(begin)
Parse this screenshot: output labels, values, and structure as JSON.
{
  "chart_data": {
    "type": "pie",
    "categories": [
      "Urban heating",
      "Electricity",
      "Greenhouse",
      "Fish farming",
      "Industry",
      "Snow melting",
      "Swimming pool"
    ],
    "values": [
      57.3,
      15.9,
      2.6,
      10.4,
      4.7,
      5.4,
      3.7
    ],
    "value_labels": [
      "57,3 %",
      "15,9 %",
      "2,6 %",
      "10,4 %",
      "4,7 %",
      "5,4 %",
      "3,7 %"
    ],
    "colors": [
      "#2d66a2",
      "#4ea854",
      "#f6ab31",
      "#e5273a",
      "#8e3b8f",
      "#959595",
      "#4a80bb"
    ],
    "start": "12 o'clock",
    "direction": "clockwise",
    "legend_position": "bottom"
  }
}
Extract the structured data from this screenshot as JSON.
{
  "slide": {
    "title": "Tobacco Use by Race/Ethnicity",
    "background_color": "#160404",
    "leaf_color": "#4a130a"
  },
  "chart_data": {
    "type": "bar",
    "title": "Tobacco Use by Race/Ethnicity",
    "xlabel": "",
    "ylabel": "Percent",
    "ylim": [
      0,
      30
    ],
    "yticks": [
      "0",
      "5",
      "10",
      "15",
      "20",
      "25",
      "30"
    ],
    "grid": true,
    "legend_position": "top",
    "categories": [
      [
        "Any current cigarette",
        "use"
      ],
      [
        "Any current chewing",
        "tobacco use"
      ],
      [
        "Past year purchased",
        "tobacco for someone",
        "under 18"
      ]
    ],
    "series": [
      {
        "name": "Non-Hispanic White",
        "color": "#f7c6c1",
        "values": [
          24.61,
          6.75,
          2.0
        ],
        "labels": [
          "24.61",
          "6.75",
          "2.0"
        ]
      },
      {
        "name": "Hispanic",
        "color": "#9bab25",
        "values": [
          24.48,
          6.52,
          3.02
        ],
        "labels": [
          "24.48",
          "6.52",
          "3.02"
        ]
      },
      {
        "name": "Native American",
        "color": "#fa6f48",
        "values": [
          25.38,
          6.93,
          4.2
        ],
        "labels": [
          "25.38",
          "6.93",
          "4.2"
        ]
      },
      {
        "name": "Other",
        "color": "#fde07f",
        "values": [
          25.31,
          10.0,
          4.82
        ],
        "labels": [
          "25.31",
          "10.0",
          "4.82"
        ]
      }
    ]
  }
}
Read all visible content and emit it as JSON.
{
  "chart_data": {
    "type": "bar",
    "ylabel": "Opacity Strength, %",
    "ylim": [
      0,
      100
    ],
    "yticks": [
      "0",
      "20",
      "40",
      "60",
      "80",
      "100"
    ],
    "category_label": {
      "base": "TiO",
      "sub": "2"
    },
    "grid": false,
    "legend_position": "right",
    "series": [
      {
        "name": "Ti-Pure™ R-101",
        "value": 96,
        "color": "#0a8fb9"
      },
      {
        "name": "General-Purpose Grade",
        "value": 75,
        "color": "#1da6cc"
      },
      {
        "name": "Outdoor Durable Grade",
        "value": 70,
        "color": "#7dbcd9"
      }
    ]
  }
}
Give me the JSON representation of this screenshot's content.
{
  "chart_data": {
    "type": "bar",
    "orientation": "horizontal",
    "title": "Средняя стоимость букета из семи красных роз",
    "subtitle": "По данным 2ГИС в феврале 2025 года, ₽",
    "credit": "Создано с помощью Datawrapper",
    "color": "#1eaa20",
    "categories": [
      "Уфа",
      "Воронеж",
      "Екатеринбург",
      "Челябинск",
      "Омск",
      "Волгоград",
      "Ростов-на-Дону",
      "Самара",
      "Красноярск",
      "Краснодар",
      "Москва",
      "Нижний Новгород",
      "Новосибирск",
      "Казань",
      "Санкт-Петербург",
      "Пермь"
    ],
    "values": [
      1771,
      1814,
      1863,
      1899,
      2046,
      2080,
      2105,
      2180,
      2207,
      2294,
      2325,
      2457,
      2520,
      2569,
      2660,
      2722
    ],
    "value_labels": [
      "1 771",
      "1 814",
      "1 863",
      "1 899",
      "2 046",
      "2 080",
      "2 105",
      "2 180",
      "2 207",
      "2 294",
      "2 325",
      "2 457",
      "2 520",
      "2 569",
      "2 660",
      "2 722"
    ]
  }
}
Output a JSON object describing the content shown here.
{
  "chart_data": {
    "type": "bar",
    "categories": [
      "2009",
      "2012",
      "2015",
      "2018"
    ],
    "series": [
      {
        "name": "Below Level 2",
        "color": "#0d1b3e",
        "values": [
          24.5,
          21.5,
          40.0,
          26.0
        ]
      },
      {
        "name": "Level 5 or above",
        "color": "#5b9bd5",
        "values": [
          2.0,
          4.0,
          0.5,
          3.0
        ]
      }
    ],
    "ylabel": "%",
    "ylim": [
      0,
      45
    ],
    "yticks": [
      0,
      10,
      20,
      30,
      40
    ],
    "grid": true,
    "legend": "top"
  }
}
(end)
▸ Your goal
Across the entries above, how many lines contain "Level"? Provide only the count.

▸ Response for this exercise
2